▶ PROBLEM: Copy every line from the data below in which the string "trick" can be found.

▶ RECORD EXCERPTS:
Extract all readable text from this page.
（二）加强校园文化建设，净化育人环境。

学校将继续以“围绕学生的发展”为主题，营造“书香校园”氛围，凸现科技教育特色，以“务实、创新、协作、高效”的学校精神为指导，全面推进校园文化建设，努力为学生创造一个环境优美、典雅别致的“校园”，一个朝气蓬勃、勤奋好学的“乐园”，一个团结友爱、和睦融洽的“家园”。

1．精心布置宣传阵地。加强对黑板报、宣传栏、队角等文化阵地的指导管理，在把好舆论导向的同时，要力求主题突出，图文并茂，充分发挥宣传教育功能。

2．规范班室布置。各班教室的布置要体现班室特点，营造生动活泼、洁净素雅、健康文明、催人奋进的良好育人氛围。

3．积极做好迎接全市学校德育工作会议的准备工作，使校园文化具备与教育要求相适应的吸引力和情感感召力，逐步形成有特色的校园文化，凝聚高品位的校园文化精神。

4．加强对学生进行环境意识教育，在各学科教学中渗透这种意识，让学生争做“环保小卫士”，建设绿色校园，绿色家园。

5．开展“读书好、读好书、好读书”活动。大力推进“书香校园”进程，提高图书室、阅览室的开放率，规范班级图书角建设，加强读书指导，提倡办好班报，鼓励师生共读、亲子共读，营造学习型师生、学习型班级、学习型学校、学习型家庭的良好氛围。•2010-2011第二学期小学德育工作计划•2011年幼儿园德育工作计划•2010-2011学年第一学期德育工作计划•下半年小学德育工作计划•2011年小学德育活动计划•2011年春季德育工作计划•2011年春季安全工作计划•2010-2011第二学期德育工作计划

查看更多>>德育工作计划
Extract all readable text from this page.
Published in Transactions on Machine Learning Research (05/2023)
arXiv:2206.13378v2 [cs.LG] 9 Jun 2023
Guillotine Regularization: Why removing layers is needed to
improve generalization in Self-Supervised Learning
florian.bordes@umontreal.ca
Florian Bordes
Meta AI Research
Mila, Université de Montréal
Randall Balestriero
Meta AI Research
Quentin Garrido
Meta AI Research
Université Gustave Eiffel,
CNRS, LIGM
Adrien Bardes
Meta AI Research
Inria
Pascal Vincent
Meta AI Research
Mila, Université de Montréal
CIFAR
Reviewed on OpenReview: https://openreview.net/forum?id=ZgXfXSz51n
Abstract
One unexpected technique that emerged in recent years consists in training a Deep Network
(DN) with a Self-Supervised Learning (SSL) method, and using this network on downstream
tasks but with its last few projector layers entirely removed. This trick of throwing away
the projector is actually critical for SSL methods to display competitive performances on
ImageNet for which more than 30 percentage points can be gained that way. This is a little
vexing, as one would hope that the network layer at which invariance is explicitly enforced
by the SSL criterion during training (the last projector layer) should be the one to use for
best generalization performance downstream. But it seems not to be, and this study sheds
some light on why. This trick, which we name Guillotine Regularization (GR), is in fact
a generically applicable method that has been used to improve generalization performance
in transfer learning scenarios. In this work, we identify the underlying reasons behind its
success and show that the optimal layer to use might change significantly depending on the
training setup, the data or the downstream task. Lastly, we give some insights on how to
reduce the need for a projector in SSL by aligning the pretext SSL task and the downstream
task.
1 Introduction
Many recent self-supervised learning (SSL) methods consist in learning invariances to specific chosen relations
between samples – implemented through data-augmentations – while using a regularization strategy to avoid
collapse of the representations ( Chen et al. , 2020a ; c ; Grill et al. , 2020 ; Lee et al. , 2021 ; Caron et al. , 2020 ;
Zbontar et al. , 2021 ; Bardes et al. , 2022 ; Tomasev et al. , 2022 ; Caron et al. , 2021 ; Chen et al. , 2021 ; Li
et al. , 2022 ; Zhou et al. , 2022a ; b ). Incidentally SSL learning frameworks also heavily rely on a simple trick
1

▶ WRITTEN RESPONSE:
tasks but with its last few projector layers entirely removed. This trick of throwing away
some light on why. This trick, which we name Guillotine Regularization (GR), is in fact
et al. , 2022 ; Zhou et al. , 2022a ; b ). Incidentally SSL learning frameworks also heavily rely on a simple trick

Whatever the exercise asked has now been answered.